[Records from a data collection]
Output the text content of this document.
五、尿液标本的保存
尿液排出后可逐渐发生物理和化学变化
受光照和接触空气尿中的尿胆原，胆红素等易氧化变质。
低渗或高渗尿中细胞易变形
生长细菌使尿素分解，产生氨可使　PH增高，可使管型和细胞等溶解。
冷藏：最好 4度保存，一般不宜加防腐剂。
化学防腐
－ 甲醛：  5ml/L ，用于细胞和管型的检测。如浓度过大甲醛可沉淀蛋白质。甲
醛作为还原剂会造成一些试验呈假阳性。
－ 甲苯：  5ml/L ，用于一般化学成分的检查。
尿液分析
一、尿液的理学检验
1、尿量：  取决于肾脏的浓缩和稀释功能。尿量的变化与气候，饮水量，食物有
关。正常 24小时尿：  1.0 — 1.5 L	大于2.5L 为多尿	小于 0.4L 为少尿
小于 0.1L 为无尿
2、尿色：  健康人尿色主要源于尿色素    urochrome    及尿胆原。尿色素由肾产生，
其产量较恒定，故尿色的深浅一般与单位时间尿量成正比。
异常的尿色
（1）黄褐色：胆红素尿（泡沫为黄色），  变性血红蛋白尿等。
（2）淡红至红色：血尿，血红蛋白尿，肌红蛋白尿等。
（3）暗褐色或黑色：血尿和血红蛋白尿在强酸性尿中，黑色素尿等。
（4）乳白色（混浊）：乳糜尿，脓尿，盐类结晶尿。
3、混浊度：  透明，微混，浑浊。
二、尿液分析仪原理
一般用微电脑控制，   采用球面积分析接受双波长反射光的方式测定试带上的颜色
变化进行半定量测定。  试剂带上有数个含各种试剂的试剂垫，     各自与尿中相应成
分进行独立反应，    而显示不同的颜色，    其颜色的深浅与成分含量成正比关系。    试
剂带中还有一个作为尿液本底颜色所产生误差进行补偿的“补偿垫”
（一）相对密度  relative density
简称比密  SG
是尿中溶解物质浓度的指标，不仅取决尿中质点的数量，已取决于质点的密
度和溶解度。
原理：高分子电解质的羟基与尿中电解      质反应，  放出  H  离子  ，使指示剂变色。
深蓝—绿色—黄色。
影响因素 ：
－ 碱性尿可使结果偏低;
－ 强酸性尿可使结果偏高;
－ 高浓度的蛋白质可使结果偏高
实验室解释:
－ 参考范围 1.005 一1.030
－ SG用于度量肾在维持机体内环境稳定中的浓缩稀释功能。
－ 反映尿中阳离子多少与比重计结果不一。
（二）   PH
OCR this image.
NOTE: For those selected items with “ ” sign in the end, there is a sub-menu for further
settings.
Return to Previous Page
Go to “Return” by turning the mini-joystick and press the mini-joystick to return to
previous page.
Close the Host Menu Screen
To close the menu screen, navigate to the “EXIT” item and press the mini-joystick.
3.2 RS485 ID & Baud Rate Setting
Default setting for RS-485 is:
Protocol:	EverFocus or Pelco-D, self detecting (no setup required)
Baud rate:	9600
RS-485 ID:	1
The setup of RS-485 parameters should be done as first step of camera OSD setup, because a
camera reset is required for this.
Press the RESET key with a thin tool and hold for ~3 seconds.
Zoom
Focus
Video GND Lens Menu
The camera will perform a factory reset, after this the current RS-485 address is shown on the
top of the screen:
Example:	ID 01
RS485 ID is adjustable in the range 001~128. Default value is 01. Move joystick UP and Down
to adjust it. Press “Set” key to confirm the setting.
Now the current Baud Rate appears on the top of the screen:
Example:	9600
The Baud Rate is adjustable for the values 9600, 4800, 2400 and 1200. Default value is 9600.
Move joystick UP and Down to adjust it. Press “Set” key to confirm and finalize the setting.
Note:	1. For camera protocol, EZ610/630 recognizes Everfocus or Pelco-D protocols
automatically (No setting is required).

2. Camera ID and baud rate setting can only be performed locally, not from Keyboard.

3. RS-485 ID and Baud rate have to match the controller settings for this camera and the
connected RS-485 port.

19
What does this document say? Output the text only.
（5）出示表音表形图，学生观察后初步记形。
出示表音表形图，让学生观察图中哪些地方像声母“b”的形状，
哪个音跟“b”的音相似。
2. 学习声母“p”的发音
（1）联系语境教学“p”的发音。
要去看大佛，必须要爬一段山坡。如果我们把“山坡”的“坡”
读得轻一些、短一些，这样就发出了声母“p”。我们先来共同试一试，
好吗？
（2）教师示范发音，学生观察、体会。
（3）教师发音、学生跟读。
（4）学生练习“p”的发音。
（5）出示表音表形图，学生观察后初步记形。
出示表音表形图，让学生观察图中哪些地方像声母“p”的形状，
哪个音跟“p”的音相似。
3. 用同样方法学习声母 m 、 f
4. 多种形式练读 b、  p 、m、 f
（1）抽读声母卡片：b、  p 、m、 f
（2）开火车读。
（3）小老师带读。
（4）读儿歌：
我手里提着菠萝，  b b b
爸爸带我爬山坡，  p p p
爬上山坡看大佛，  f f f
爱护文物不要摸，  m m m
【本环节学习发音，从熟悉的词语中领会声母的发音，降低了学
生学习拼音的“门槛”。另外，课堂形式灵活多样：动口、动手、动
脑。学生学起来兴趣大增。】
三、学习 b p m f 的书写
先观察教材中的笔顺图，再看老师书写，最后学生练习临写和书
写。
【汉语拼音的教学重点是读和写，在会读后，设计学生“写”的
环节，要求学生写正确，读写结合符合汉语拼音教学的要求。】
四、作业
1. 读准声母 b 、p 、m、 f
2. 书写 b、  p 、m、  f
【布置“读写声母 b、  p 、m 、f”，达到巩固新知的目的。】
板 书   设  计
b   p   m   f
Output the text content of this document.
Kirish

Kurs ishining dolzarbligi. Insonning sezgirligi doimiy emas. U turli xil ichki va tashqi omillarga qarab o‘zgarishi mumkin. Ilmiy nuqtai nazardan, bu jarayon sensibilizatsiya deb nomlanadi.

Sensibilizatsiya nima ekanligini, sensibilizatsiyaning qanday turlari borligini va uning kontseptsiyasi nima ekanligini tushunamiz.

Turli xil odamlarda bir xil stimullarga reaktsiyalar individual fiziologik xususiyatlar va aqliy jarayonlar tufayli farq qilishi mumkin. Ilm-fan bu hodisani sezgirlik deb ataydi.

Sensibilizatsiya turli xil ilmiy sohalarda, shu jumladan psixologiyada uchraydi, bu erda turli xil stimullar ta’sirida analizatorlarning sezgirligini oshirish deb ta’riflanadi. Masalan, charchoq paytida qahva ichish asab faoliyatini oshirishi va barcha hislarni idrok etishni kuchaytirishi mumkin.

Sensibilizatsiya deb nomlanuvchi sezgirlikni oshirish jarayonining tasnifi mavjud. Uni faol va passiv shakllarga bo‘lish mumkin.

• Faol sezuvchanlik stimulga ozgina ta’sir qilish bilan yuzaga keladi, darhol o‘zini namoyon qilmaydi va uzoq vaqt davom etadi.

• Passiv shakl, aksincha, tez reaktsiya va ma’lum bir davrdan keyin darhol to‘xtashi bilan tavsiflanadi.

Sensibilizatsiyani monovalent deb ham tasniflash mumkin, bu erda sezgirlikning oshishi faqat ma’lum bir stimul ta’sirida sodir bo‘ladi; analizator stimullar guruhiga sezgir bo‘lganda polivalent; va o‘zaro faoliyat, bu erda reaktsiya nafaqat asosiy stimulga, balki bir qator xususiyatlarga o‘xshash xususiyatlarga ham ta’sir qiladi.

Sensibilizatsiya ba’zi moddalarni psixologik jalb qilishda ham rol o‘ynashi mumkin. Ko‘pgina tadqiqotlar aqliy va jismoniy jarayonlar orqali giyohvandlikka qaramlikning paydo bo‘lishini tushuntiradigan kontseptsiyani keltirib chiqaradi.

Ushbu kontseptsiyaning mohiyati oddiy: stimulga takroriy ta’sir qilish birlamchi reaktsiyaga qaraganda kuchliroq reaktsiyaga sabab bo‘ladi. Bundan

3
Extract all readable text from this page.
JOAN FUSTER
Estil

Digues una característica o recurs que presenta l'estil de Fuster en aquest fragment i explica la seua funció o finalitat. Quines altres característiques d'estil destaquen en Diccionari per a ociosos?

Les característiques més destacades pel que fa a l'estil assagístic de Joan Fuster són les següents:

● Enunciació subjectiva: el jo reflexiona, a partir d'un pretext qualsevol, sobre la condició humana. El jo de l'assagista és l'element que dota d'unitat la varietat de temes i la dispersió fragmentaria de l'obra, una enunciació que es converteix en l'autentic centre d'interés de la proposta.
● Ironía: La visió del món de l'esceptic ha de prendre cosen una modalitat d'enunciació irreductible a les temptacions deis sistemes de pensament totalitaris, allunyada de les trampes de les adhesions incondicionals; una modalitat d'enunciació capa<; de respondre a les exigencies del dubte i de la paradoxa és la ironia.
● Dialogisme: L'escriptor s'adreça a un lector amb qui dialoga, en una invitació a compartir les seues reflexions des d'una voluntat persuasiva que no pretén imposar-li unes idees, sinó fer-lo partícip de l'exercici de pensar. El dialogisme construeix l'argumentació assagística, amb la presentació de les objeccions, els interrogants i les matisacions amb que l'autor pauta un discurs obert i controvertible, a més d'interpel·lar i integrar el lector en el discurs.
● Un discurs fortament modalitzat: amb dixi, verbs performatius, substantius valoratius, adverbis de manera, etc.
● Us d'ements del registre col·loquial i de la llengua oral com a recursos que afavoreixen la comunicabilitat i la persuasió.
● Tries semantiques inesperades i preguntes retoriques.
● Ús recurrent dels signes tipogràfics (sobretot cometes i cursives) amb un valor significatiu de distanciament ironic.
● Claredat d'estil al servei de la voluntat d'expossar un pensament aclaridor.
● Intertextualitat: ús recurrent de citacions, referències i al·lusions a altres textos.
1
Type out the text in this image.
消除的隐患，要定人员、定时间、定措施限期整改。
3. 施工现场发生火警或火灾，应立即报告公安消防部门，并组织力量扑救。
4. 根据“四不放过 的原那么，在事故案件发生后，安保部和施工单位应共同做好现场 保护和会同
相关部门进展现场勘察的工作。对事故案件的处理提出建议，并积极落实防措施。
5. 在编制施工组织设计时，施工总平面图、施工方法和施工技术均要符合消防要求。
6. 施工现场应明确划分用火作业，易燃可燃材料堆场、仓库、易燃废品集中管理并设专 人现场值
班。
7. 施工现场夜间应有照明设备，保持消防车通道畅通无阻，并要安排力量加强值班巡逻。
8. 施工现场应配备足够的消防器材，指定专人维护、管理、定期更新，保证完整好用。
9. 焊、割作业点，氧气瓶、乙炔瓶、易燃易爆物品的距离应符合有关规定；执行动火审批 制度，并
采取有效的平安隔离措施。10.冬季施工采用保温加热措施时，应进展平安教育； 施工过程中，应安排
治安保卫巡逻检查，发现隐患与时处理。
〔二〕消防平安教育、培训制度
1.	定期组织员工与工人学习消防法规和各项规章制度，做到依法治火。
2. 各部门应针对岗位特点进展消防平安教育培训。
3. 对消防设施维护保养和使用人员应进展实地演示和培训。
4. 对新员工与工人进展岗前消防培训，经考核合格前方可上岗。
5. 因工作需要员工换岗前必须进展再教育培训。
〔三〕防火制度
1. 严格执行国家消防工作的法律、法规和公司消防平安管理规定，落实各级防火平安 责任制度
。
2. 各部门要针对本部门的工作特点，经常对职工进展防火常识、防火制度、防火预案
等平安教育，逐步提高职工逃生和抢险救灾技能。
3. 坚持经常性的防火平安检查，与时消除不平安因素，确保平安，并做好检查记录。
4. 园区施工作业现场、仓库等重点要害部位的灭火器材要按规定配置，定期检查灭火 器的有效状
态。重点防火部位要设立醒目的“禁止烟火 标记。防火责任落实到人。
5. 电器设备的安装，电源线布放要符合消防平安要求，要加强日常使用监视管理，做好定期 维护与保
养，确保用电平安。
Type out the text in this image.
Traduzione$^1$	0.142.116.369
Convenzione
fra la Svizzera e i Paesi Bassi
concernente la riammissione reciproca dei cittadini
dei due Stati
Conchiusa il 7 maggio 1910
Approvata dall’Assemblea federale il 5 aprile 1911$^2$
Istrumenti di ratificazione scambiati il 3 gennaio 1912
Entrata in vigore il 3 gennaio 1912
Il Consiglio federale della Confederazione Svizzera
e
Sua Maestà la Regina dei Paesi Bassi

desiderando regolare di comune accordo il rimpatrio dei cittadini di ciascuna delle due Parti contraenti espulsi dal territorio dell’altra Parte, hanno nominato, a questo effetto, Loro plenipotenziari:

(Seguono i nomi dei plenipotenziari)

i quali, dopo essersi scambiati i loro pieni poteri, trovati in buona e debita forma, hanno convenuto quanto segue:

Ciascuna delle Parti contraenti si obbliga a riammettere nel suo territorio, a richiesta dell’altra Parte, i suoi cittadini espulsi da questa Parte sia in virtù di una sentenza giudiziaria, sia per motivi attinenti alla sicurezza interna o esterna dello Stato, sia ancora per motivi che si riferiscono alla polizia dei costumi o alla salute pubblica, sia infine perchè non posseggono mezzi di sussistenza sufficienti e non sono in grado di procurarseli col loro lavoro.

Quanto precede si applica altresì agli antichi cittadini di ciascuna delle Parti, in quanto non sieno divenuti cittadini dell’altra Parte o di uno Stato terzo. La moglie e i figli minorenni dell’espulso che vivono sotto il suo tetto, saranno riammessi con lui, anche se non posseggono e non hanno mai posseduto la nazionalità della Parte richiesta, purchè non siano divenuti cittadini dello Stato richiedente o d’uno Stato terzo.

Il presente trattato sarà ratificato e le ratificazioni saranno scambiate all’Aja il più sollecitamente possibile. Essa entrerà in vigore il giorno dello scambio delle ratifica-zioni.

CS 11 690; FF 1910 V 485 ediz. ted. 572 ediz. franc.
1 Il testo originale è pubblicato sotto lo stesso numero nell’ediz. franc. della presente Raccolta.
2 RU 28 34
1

What the task asks: Work through the listing above and report how many lines include the string "only", with no other text.

Correct result: 2